## TASK STATEMENT:
Copy out every line exactly as given.

## Start PROVIDED MATERIAL

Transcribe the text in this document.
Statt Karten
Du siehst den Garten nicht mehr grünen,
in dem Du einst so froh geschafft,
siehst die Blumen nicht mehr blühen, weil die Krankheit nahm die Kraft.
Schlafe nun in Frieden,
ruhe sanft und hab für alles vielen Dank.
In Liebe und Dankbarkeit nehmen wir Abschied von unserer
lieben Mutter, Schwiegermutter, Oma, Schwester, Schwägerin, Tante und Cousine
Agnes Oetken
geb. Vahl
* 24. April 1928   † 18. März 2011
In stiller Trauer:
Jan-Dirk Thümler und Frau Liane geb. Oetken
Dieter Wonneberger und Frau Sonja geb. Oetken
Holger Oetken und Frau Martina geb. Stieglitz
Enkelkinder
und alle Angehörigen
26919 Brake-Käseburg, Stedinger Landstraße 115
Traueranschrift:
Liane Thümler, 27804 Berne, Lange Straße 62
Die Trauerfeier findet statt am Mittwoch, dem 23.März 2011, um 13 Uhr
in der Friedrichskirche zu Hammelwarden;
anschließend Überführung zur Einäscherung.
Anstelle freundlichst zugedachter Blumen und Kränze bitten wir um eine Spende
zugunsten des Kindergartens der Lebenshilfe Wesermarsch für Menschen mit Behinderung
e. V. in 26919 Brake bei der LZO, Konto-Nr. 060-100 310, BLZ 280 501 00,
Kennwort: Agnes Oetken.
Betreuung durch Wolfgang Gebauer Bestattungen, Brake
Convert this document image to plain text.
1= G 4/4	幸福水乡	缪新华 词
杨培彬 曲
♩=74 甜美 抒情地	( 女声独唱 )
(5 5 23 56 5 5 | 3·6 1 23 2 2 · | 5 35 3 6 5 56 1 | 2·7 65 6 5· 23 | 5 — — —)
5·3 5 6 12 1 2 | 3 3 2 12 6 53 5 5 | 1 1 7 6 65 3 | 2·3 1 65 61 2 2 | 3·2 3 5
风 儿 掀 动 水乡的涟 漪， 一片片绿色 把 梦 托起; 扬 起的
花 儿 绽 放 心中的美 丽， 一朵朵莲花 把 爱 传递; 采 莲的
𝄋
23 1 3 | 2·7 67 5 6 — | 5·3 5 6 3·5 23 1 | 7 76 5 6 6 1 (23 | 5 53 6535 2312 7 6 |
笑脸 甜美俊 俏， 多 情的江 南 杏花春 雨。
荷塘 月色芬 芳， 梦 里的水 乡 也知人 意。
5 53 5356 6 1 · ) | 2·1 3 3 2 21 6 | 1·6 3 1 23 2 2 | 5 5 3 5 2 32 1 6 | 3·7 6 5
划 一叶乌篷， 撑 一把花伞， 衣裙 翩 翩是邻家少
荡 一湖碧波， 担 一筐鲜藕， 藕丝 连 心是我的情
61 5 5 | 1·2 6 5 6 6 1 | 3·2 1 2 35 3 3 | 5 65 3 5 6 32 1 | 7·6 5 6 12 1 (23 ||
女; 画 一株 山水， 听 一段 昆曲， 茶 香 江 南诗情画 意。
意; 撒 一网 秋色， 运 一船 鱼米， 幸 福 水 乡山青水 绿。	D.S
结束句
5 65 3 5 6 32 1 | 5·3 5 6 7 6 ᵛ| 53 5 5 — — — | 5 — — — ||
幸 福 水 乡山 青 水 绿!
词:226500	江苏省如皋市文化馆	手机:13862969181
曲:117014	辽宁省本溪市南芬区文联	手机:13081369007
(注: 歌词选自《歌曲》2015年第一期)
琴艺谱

## End PROVIDED MATERIAL

## OUTPUT BELOW:
Transcribe the text in this document.
Statt Karten
Du siehst den Garten nicht mehr grünen,
in dem Du einst so froh geschafft,
siehst die Blumen nicht mehr blühen, weil die Krankheit nahm die Kraft.
Schlafe nun in Frieden,
ruhe sanft und hab für alles vielen Dank.
In Liebe und Dankbarkeit nehmen wir Abschied von unserer
lieben Mutter, Schwiegermutter, Oma, Schwester, Schwägerin, Tante und Cousine
Agnes Oetken
geb. Vahl
* 24. April 1928   † 18. März 2011
In stiller Trauer:
Jan-Dirk Thümler und Frau Liane geb. Oetken
Dieter Wonneberger und Frau Sonja geb. Oetken
Holger Oetken und Frau Martina geb. Stieglitz
Enkelkinder
und alle Angehörigen
26919 Brake-Käseburg, Stedinger Landstraße 115
Traueranschrift:
Liane Thümler, 27804 Berne, Lange Straße 62
Die Trauerfeier findet statt am Mittwoch, dem 23.März 2011, um 13 Uhr
in der Friedrichskirche zu Hammelwarden;
anschließend Überführung zur Einäscherung.
Anstelle freundlichst zugedachter Blumen und Kränze bitten wir um eine Spende
zugunsten des Kindergartens der Lebenshilfe Wesermarsch für Menschen mit Behinderung
e. V. in 26919 Brake bei der LZO, Konto-Nr. 060-100 310, BLZ 280 501 00,
Kennwort: Agnes Oetken.
Betreuung durch Wolfgang Gebauer Bestattungen, Brake
Convert this document image to plain text.
1= G 4/4	幸福水乡	缪新华 词
杨培彬 曲
♩=74 甜美 抒情地	( 女声独唱 )
(5 5 23 56 5 5 | 3·6 1 23 2 2 · | 5 35 3 6 5 56 1 | 2·7 65 6 5· 23 | 5 — — —)
5·3 5 6 12 1 2 | 3 3 2 12 6 53 5 5 | 1 1 7 6 65 3 | 2·3 1 65 61 2 2 | 3·2 3 5
风 儿 掀 动 水乡的涟 漪， 一片片绿色 把 梦 托起; 扬 起的
花 儿 绽 放 心中的美 丽， 一朵朵莲花 把 爱 传递; 采 莲的
𝄋
23 1 3 | 2·7 67 5 6 — | 5·3 5 6 3·5 23 1 | 7 76 5 6 6 1 (23 | 5 53 6535 2312 7 6 |
笑脸 甜美俊 俏， 多 情的江 南 杏花春 雨。
荷塘 月色芬 芳， 梦 里的水 乡 也知人 意。
5 53 5356 6 1 · ) | 2·1 3 3 2 21 6 | 1·6 3 1 23 2 2 | 5 5 3 5 2 32 1 6 | 3·7 6 5
划 一叶乌篷， 撑 一把花伞， 衣裙 翩 翩是邻家少
荡 一湖碧波， 担 一筐鲜藕， 藕丝 连 心是我的情
61 5 5 | 1·2 6 5 6 6 1 | 3·2 1 2 35 3 3 | 5 65 3 5 6 32 1 | 7·6 5 6 12 1 (23 ||
女; 画 一株 山水， 听 一段 昆曲， 茶 香 江 南诗情画 意。
意; 撒 一网 秋色， 运 一船 鱼米， 幸 福 水 乡山青水 绿。	D.S
结束句
5 65 3 5 6 32 1 | 5·3 5 6 7 6 ᵛ| 53 5 5 — — — | 5 — — — ||
幸 福 水 乡山 青 水 绿!
词:226500	江苏省如皋市文化馆	手机:13862969181
曲:117014	辽宁省本溪市南芬区文联	手机:13081369007
(注: 歌词选自《歌曲》2015年第一期)
琴艺谱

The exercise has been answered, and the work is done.